▶ **Short task**: Quote all of the data below exactly, please.

▶ **The input**:
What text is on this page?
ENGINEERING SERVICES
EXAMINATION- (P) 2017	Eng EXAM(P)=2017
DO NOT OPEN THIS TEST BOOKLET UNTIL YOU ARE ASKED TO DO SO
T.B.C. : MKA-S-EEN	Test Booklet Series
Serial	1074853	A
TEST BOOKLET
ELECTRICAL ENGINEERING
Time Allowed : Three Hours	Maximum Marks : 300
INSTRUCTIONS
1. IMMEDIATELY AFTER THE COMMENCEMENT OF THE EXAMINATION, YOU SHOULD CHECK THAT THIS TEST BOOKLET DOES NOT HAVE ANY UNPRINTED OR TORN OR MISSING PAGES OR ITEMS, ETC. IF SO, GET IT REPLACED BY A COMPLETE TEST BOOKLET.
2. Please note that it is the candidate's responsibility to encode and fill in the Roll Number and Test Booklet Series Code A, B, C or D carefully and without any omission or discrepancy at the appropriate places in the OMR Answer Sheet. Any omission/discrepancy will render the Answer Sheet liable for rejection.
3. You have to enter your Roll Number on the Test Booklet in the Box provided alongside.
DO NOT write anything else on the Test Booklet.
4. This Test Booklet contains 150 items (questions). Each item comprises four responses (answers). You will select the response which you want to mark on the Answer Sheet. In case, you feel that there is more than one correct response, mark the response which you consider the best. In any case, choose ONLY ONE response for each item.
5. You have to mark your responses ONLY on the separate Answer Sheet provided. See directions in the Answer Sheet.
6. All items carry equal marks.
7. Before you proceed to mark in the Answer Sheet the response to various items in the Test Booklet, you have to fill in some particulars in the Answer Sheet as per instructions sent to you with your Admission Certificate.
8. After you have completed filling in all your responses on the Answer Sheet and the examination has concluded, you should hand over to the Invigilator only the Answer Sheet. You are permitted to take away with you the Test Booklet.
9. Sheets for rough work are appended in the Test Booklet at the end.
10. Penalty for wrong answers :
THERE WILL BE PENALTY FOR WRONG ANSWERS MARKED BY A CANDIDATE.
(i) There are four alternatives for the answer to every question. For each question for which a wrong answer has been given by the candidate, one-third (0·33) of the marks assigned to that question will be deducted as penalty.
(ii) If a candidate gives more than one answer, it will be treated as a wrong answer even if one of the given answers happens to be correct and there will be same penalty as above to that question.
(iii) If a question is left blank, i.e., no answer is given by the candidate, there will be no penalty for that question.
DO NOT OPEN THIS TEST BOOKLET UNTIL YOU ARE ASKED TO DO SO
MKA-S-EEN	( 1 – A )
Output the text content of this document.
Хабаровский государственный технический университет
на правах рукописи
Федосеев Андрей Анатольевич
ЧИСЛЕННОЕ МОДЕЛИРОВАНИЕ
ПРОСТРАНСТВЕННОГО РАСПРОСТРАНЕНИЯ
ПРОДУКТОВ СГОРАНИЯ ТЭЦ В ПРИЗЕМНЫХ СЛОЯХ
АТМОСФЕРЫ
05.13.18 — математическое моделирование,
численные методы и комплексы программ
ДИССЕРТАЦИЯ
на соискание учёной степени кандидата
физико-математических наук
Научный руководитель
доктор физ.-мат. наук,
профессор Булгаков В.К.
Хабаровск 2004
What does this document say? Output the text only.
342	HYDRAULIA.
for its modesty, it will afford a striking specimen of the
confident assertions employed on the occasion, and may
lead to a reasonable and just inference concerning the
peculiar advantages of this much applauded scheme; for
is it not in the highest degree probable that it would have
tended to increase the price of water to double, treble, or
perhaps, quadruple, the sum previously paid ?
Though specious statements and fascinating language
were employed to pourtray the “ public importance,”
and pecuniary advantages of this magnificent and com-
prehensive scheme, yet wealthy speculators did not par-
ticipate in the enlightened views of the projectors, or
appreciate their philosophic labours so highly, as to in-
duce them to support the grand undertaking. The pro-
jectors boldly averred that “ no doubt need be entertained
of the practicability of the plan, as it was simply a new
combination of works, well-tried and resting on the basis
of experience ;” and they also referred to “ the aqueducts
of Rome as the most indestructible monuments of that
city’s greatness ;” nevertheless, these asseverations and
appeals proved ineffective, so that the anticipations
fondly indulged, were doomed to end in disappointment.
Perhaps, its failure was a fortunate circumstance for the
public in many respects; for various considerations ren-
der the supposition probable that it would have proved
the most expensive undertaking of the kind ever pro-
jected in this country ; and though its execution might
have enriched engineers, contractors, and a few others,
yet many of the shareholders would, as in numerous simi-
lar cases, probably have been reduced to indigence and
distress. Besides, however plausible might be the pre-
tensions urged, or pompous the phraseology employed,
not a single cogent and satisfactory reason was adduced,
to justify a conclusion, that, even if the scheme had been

▶ **Answer for this exercise**:
What text is on this page?
ENGINEERING SERVICES
EXAMINATION- (P) 2017	Eng EXAM(P)=2017
DO NOT OPEN THIS TEST BOOKLET UNTIL YOU ARE ASKED TO DO SO
T.B.C. : MKA-S-EEN	Test Booklet Series
Serial	1074853	A
TEST BOOKLET
ELECTRICAL ENGINEERING
Time Allowed : Three Hours	Maximum Marks : 300
INSTRUCTIONS
1. IMMEDIATELY AFTER THE COMMENCEMENT OF THE EXAMINATION, YOU SHOULD CHECK THAT THIS TEST BOOKLET DOES NOT HAVE ANY UNPRINTED OR TORN OR MISSING PAGES OR ITEMS, ETC. IF SO, GET IT REPLACED BY A COMPLETE TEST BOOKLET.
2. Please note that it is the candidate's responsibility to encode and fill in the Roll Number and Test Booklet Series Code A, B, C or D carefully and without any omission or discrepancy at the appropriate places in the OMR Answer Sheet. Any omission/discrepancy will render the Answer Sheet liable for rejection.
3. You have to enter your Roll Number on the Test Booklet in the Box provided alongside.
DO NOT write anything else on the Test Booklet.
4. This Test Booklet contains 150 items (questions). Each item comprises four responses (answers). You will select the response which you want to mark on the Answer Sheet. In case, you feel that there is more than one correct response, mark the response which you consider the best. In any case, choose ONLY ONE response for each item.
5. You have to mark your responses ONLY on the separate Answer Sheet provided. See directions in the Answer Sheet.
6. All items carry equal marks.
7. Before you proceed to mark in the Answer Sheet the response to various items in the Test Booklet, you have to fill in some particulars in the Answer Sheet as per instructions sent to you with your Admission Certificate.
8. After you have completed filling in all your responses on the Answer Sheet and the examination has concluded, you should hand over to the Invigilator only the Answer Sheet. You are permitted to take away with you the Test Booklet.
9. Sheets for rough work are appended in the Test Booklet at the end.
10. Penalty for wrong answers :
THERE WILL BE PENALTY FOR WRONG ANSWERS MARKED BY A CANDIDATE.
(i) There are four alternatives for the answer to every question. For each question for which a wrong answer has been given by the candidate, one-third (0·33) of the marks assigned to that question will be deducted as penalty.
(ii) If a candidate gives more than one answer, it will be treated as a wrong answer even if one of the given answers happens to be correct and there will be same penalty as above to that question.
(iii) If a question is left blank, i.e., no answer is given by the candidate, there will be no penalty for that question.
DO NOT OPEN THIS TEST BOOKLET UNTIL YOU ARE ASKED TO DO SO
MKA-S-EEN	( 1 – A )
Output the text content of this document.
Хабаровский государственный технический университет
на правах рукописи
Федосеев Андрей Анатольевич
ЧИСЛЕННОЕ МОДЕЛИРОВАНИЕ
ПРОСТРАНСТВЕННОГО РАСПРОСТРАНЕНИЯ
ПРОДУКТОВ СГОРАНИЯ ТЭЦ В ПРИЗЕМНЫХ СЛОЯХ
АТМОСФЕРЫ
05.13.18 — математическое моделирование,
численные методы и комплексы программ
ДИССЕРТАЦИЯ
на соискание учёной степени кандидата
физико-математических наук
Научный руководитель
доктор физ.-мат. наук,
профессор Булгаков В.К.
Хабаровск 2004
What does this document say? Output the text only.
342	HYDRAULIA.
for its modesty, it will afford a striking specimen of the
confident assertions employed on the occasion, and may
lead to a reasonable and just inference concerning the
peculiar advantages of this much applauded scheme; for
is it not in the highest degree probable that it would have
tended to increase the price of water to double, treble, or
perhaps, quadruple, the sum previously paid ?
Though specious statements and fascinating language
were employed to pourtray the “ public importance,”
and pecuniary advantages of this magnificent and com-
prehensive scheme, yet wealthy speculators did not par-
ticipate in the enlightened views of the projectors, or
appreciate their philosophic labours so highly, as to in-
duce them to support the grand undertaking. The pro-
jectors boldly averred that “ no doubt need be entertained
of the practicability of the plan, as it was simply a new
combination of works, well-tried and resting on the basis
of experience ;” and they also referred to “ the aqueducts
of Rome as the most indestructible monuments of that
city’s greatness ;” nevertheless, these asseverations and
appeals proved ineffective, so that the anticipations
fondly indulged, were doomed to end in disappointment.
Perhaps, its failure was a fortunate circumstance for the
public in many respects; for various considerations ren-
der the supposition probable that it would have proved
the most expensive undertaking of the kind ever pro-
jected in this country ; and though its execution might
have enriched engineers, contractors, and a few others,
yet many of the shareholders would, as in numerous simi-
lar cases, probably have been reduced to indigence and
distress. Besides, however plausible might be the pre-
tensions urged, or pompous the phraseology employed,
not a single cogent and satisfactory reason was adduced,
to justify a conclusion, that, even if the scheme had been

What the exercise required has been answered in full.